• [Task]:
Scan the listing below and copy every line holding "this".

(Data entries)

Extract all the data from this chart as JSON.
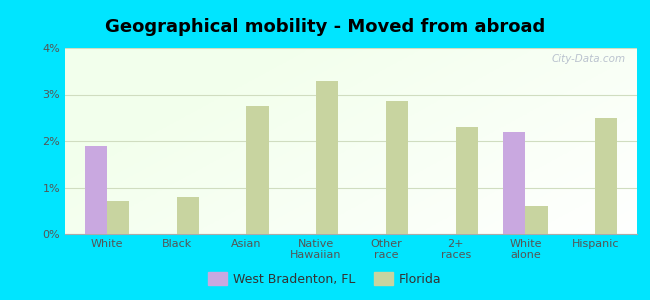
{
  "title": "Geographical mobility - Moved from abroad",
  "categories": [
    "White",
    "Black",
    "Asian",
    "Native\nHawaiian",
    "Other\nrace",
    "2+\nraces",
    "White\nalone",
    "Hispanic"
  ],
  "west_bradenton": [
    1.9,
    0.0,
    0.0,
    0.0,
    0.0,
    0.0,
    2.2,
    0.0
  ],
  "florida": [
    0.7,
    0.8,
    2.75,
    3.3,
    2.85,
    2.3,
    0.6,
    2.5
  ],
  "west_bradenton_color": "#c9a8e0",
  "florida_color": "#c8d4a0",
  "background_outer": "#00e5ff",
  "ylim": [
    0,
    4
  ],
  "yticks": [
    0,
    1,
    2,
    3,
    4
  ],
  "ytick_labels": [
    "0%",
    "1%",
    "2%",
    "3%",
    "4%"
  ],
  "bar_width": 0.32,
  "legend_label_wb": "West Bradenton, FL",
  "legend_label_fl": "Florida",
  "title_fontsize": 13,
  "tick_fontsize": 8,
  "legend_fontsize": 9,
  "grid_color": "#d0ddc0",
  "watermark": "City-Data.com"
}
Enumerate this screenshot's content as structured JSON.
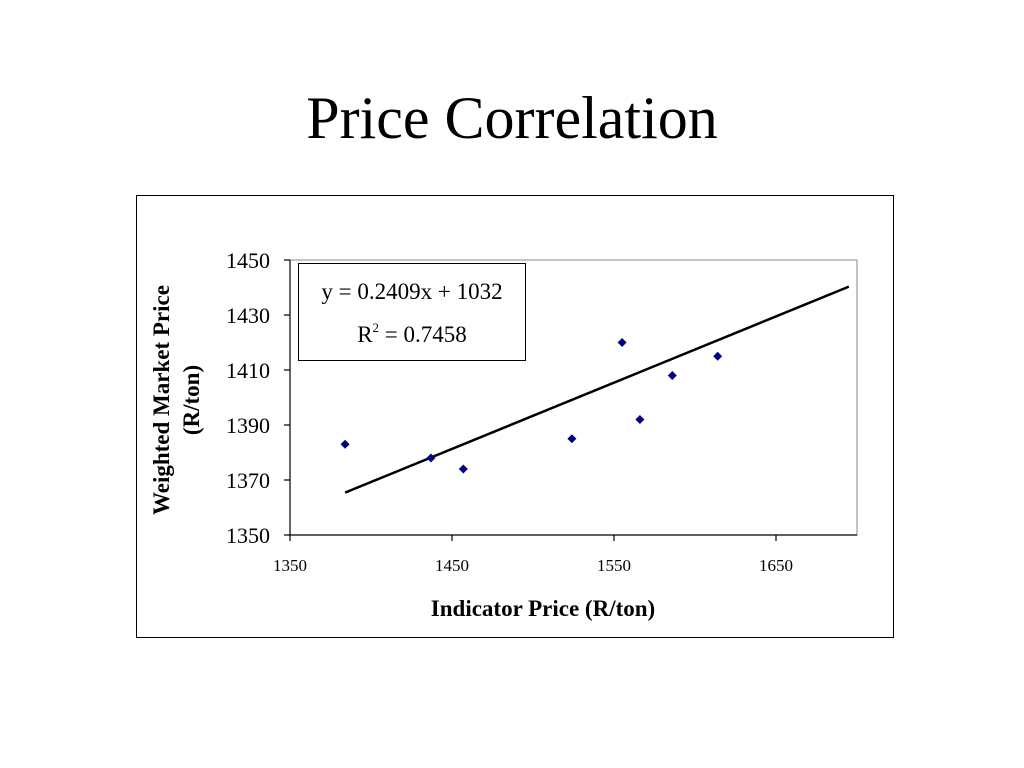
{
  "slide": {
    "title": "Price Correlation"
  },
  "chart_data": {
    "type": "scatter",
    "title": "",
    "xlabel": "Indicator Price (R/ton)",
    "ylabel_lines": [
      "Weighted Market Price",
      "(R/ton)"
    ],
    "xlim": [
      1350,
      1700
    ],
    "ylim": [
      1350,
      1450
    ],
    "xticks": [
      1350,
      1450,
      1550,
      1650
    ],
    "yticks": [
      1350,
      1370,
      1390,
      1410,
      1430,
      1450
    ],
    "grid": false,
    "legend": "none",
    "marker_color": "#00007f",
    "series": [
      {
        "points": [
          [
            1384,
            1383
          ],
          [
            1437,
            1378
          ],
          [
            1457,
            1374
          ],
          [
            1524,
            1385
          ],
          [
            1555,
            1420
          ],
          [
            1566,
            1392
          ],
          [
            1586,
            1408
          ],
          [
            1614,
            1415
          ]
        ]
      }
    ],
    "trendline": {
      "slope": 0.2409,
      "intercept": 1032,
      "x_range": [
        1384,
        1695
      ],
      "equation": "y = 0.2409x + 1032",
      "r2_prefix": "R",
      "r2_sup": "2",
      "r2_suffix": " = 0.7458"
    }
  }
}
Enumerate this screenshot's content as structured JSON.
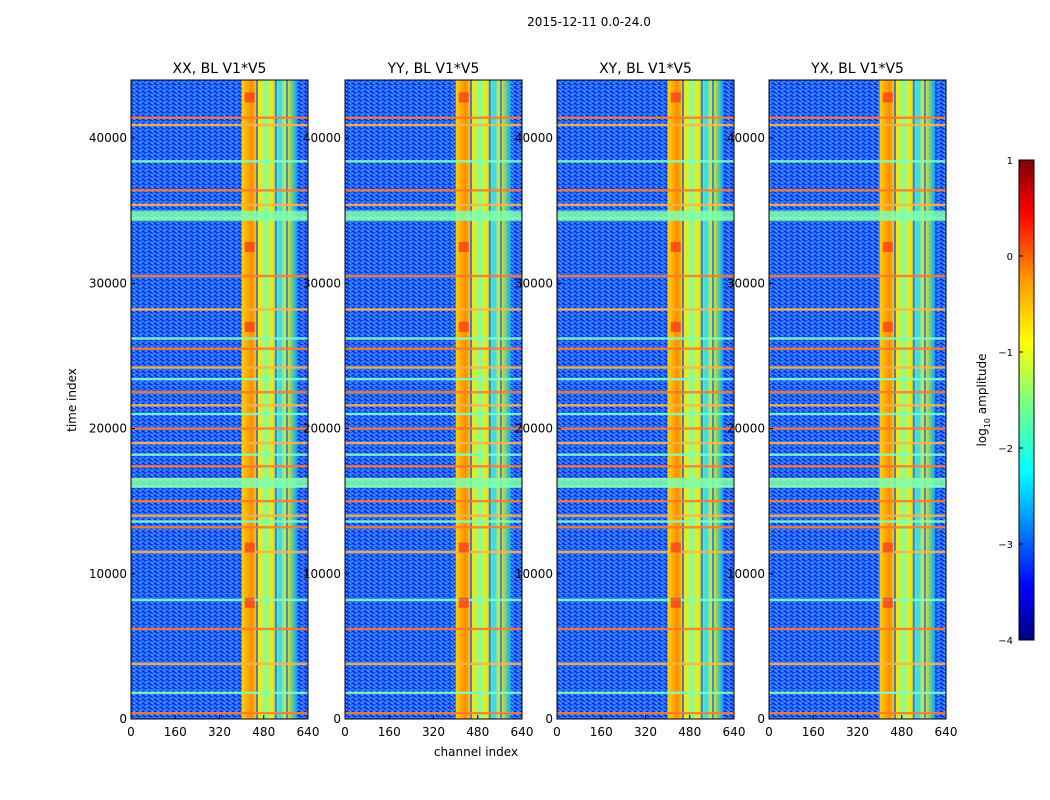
{
  "figure_title": "2015-12-11 0.0-24.0",
  "chart_data": {
    "type": "heatmap",
    "suptitle": "2015-12-11 0.0-24.0",
    "panels": [
      {
        "title": "XX, BL V1*V5",
        "polarization": "XX"
      },
      {
        "title": "YY, BL V1*V5",
        "polarization": "YY"
      },
      {
        "title": "XY, BL V1*V5",
        "polarization": "XY"
      },
      {
        "title": "YX, BL V1*V5",
        "polarization": "YX"
      }
    ],
    "xlabel": "channel index",
    "ylabel": "time index",
    "xlim": [
      0,
      640
    ],
    "ylim": [
      0,
      44000
    ],
    "xticks": [
      0,
      160,
      320,
      480,
      640
    ],
    "xtick_labels": [
      "0",
      "160",
      "320",
      "480",
      "640"
    ],
    "yticks": [
      0,
      10000,
      20000,
      30000,
      40000
    ],
    "ytick_labels": [
      "0",
      "10000",
      "20000",
      "30000",
      "40000"
    ],
    "colorbar": {
      "label_prefix": "log",
      "label_sub": "10",
      "label_suffix": " amplitude",
      "range": [
        -4,
        1
      ],
      "ticks": [
        1,
        0,
        -1,
        -2,
        -3,
        -4
      ],
      "tick_labels": [
        "1",
        "0",
        "−1",
        "−2",
        "−3",
        "−4"
      ],
      "colormap": "jet"
    },
    "features": {
      "bright_channel_band": [
        400,
        600
      ],
      "flagged_time_rows": [
        400,
        1800,
        3800,
        6200,
        8200,
        11500,
        13200,
        13600,
        14000,
        15000,
        16000,
        16500,
        17400,
        18200,
        19000,
        20000,
        21000,
        21600,
        22500,
        23400,
        24200,
        25500,
        26200,
        28200,
        30500,
        34500,
        35400,
        36400,
        38400,
        40900,
        41400
      ]
    }
  }
}
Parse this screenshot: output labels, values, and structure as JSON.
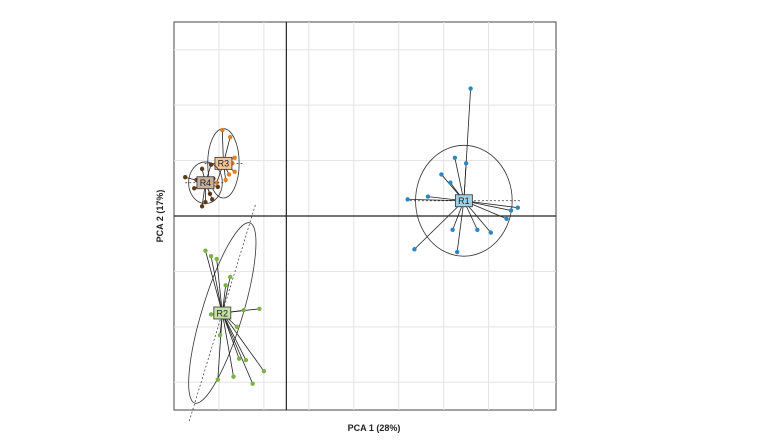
{
  "chart_data": {
    "type": "scatter",
    "title": "",
    "xlabel": "PCA 1 (28%)",
    "ylabel": "PCA 2 (17%)",
    "xlim": [
      -5,
      12
    ],
    "ylim": [
      -7,
      7
    ],
    "grid": true,
    "gridlines_x": [
      -3,
      -1,
      1,
      3,
      5,
      7,
      9,
      11
    ],
    "gridlines_y": [
      -6,
      -4,
      -2,
      0,
      2,
      4,
      6
    ],
    "zero_lines": true,
    "groups": [
      {
        "label": "R1",
        "color": "#2e86c1",
        "label_fill": "#9fd0e6",
        "centroid": [
          7.9,
          0.55
        ],
        "ellipse": {
          "rx": 2.15,
          "ry": 2.0,
          "angle": 0
        },
        "points": [
          [
            8.2,
            4.6
          ],
          [
            7.5,
            2.1
          ],
          [
            8.0,
            1.9
          ],
          [
            6.9,
            1.5
          ],
          [
            7.3,
            1.2
          ],
          [
            6.3,
            0.7
          ],
          [
            5.4,
            0.6
          ],
          [
            10.3,
            0.3
          ],
          [
            10.0,
            0.2
          ],
          [
            9.8,
            -0.1
          ],
          [
            7.4,
            -0.5
          ],
          [
            8.5,
            -0.5
          ],
          [
            9.1,
            -0.6
          ],
          [
            7.6,
            -1.3
          ],
          [
            5.7,
            -1.2
          ]
        ]
      },
      {
        "label": "R2",
        "color": "#7cb342",
        "label_fill": "#c5e1a5",
        "centroid": [
          -2.85,
          -3.5
        ],
        "ellipse": {
          "rx": 3.4,
          "ry": 0.9,
          "angle": -73
        },
        "points": [
          [
            -3.6,
            -1.25
          ],
          [
            -3.35,
            -1.45
          ],
          [
            -3.1,
            -1.55
          ],
          [
            -2.5,
            -2.2
          ],
          [
            -2.7,
            -2.5
          ],
          [
            -1.2,
            -3.35
          ],
          [
            -1.9,
            -3.4
          ],
          [
            -3.35,
            -3.55
          ],
          [
            -2.2,
            -4.0
          ],
          [
            -2.95,
            -4.3
          ],
          [
            -2.1,
            -5.15
          ],
          [
            -1.8,
            -5.2
          ],
          [
            -3.05,
            -5.9
          ],
          [
            -2.35,
            -5.8
          ],
          [
            -1.0,
            -5.6
          ],
          [
            -1.5,
            -6.05
          ]
        ]
      },
      {
        "label": "R3",
        "color": "#e67e22",
        "label_fill": "#f5c69a",
        "centroid": [
          -2.8,
          1.9
        ],
        "ellipse": {
          "rx": 0.7,
          "ry": 1.25,
          "angle": 0
        },
        "points": [
          [
            -2.85,
            3.1
          ],
          [
            -2.5,
            2.85
          ],
          [
            -2.3,
            2.1
          ],
          [
            -2.4,
            1.9
          ],
          [
            -2.55,
            1.5
          ],
          [
            -2.3,
            1.6
          ],
          [
            -2.7,
            1.3
          ],
          [
            -3.1,
            1.2
          ]
        ]
      },
      {
        "label": "R4",
        "color": "#5d3a1a",
        "label_fill": "#c8b09a",
        "centroid": [
          -3.6,
          1.2
        ],
        "ellipse": {
          "rx": 0.75,
          "ry": 0.75,
          "angle": 0
        },
        "points": [
          [
            -4.5,
            1.4
          ],
          [
            -4.1,
            1.0
          ],
          [
            -3.75,
            1.7
          ],
          [
            -3.35,
            1.85
          ],
          [
            -3.25,
            1.35
          ],
          [
            -3.05,
            1.05
          ],
          [
            -3.3,
            0.6
          ],
          [
            -3.6,
            0.5
          ],
          [
            -3.75,
            0.35
          ],
          [
            -3.4,
            0.8
          ],
          [
            -4.0,
            1.3
          ]
        ]
      }
    ]
  }
}
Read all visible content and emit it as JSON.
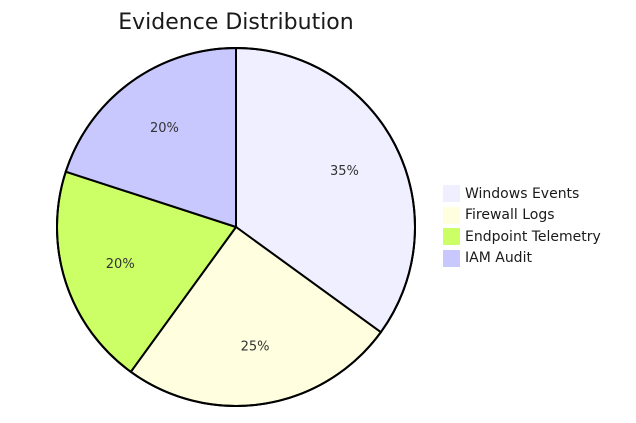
{
  "chart_data": {
    "type": "pie",
    "title": "Evidence Distribution",
    "slices": [
      {
        "label": "Windows Events",
        "value": 35,
        "display": "35%",
        "color": "#f0efff"
      },
      {
        "label": "Firewall Logs",
        "value": 25,
        "display": "25%",
        "color": "#ffffe0"
      },
      {
        "label": "Endpoint Telemetry",
        "value": 20,
        "display": "20%",
        "color": "#ccff66"
      },
      {
        "label": "IAM Audit",
        "value": 20,
        "display": "20%",
        "color": "#c8c8ff"
      }
    ],
    "legend_position": "right",
    "slice_stroke_color": "#000000"
  }
}
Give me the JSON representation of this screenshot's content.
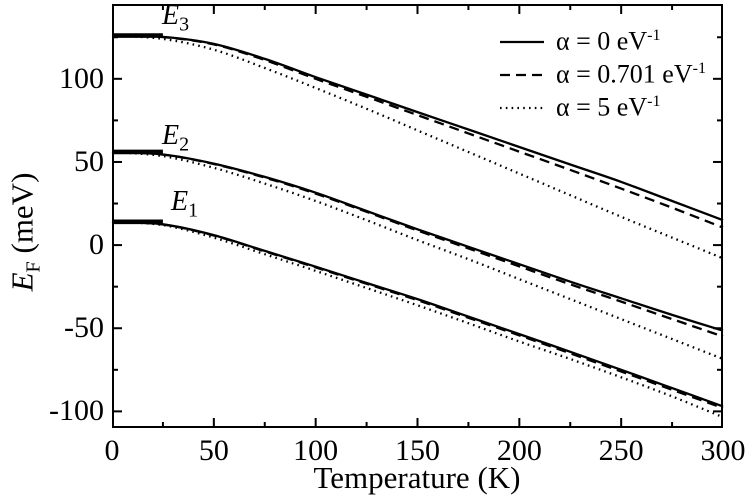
{
  "figure": {
    "background": "#ffffff",
    "ink": "#000000"
  },
  "axes": {
    "x": {
      "label": "Temperature (K)",
      "ticks": [
        0,
        50,
        100,
        150,
        200,
        250,
        300
      ],
      "minor_step": 25,
      "range": [
        0,
        300
      ]
    },
    "y": {
      "label_main": "E",
      "label_sub": "F",
      "label_unit": " (meV)",
      "ticks": [
        -100,
        -50,
        0,
        50,
        100
      ],
      "minor_step": 25,
      "range": [
        -110,
        145
      ]
    }
  },
  "legend": {
    "items": [
      {
        "style": "solid",
        "prefix": "α = 0 eV",
        "sup": "-1"
      },
      {
        "style": "dashed",
        "prefix": "α = 0.701 eV",
        "sup": "-1"
      },
      {
        "style": "dotted",
        "prefix": "α = 5 eV",
        "sup": "-1"
      }
    ]
  },
  "levels": [
    {
      "symbol": "E",
      "sub": "3",
      "value_meV": 126
    },
    {
      "symbol": "E",
      "sub": "2",
      "value_meV": 56
    },
    {
      "symbol": "E",
      "sub": "1",
      "value_meV": 14
    }
  ],
  "chart_data": {
    "type": "line",
    "title": "",
    "xlabel": "Temperature (K)",
    "ylabel": "E_F (meV)",
    "xlim": [
      0,
      300
    ],
    "ylim": [
      -110,
      145
    ],
    "grid": false,
    "legend_position": "upper right",
    "x": [
      0,
      25,
      50,
      75,
      100,
      125,
      150,
      175,
      200,
      225,
      250,
      275,
      300
    ],
    "series": [
      {
        "name": "E3 alpha=0 eV^-1",
        "group": "E3",
        "style": "solid",
        "values": [
          126,
          125.2,
          121,
          112,
          101,
          90.5,
          80,
          69.5,
          59,
          48.5,
          38,
          26.5,
          15
        ]
      },
      {
        "name": "E3 alpha=0.701 eV^-1",
        "group": "E3",
        "style": "dashed",
        "values": [
          126,
          125.1,
          120.7,
          111.3,
          100,
          89.2,
          78.2,
          67.2,
          56.2,
          45.2,
          34,
          22.5,
          10.5
        ]
      },
      {
        "name": "E3 alpha=5 eV^-1",
        "group": "E3",
        "style": "dotted",
        "values": [
          126,
          124,
          117.5,
          106.5,
          94.5,
          82,
          69,
          56,
          43,
          30,
          17,
          4.5,
          -8
        ]
      },
      {
        "name": "E2 alpha=0 eV^-1",
        "group": "E2",
        "style": "solid",
        "values": [
          56,
          54.5,
          49,
          41,
          31.5,
          20.5,
          9.5,
          -1,
          -11.5,
          -22,
          -32,
          -42,
          -51.5
        ]
      },
      {
        "name": "E2 alpha=0.701 eV^-1",
        "group": "E2",
        "style": "dashed",
        "values": [
          56,
          54.4,
          48.8,
          40.6,
          31,
          20,
          8.8,
          -2,
          -12.8,
          -23.6,
          -34,
          -44.5,
          -55
        ]
      },
      {
        "name": "E2 alpha=5 eV^-1",
        "group": "E2",
        "style": "dotted",
        "values": [
          56,
          53.5,
          46.5,
          37,
          26.5,
          15,
          3,
          -8.5,
          -20.5,
          -32.5,
          -44.5,
          -56.5,
          -68.5
        ]
      },
      {
        "name": "E1 alpha=0 eV^-1",
        "group": "E1",
        "style": "solid",
        "values": [
          14,
          12.5,
          6,
          -3.5,
          -13,
          -22.8,
          -32.5,
          -43,
          -53.5,
          -64.2,
          -75,
          -86,
          -97
        ]
      },
      {
        "name": "E1 alpha=0.701 eV^-1",
        "group": "E1",
        "style": "dashed",
        "values": [
          14,
          12.4,
          5.8,
          -3.8,
          -13.4,
          -23.3,
          -33.1,
          -43.7,
          -54.3,
          -65.1,
          -76,
          -87,
          -98
        ]
      },
      {
        "name": "E1 alpha=5 eV^-1",
        "group": "E1",
        "style": "dotted",
        "values": [
          14,
          12,
          4.5,
          -5.5,
          -15.5,
          -25.8,
          -36.2,
          -47,
          -58,
          -68.5,
          -79.5,
          -91,
          -103.5
        ]
      }
    ],
    "level_bars": [
      {
        "label": "E3",
        "meV": 126,
        "T_range": [
          0,
          25
        ]
      },
      {
        "label": "E2",
        "meV": 56,
        "T_range": [
          0,
          25
        ]
      },
      {
        "label": "E1",
        "meV": 14,
        "T_range": [
          0,
          25
        ]
      }
    ]
  }
}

• [Output below]:
Extract all the data from this chart as JSON.
Enumerate this screenshot's content as structured JSON.
Enumerate this screenshot's content as structured JSON.
Parse this screenshot: output labels, values, and structure as JSON.
Give me the JSON representation of this screenshot's content.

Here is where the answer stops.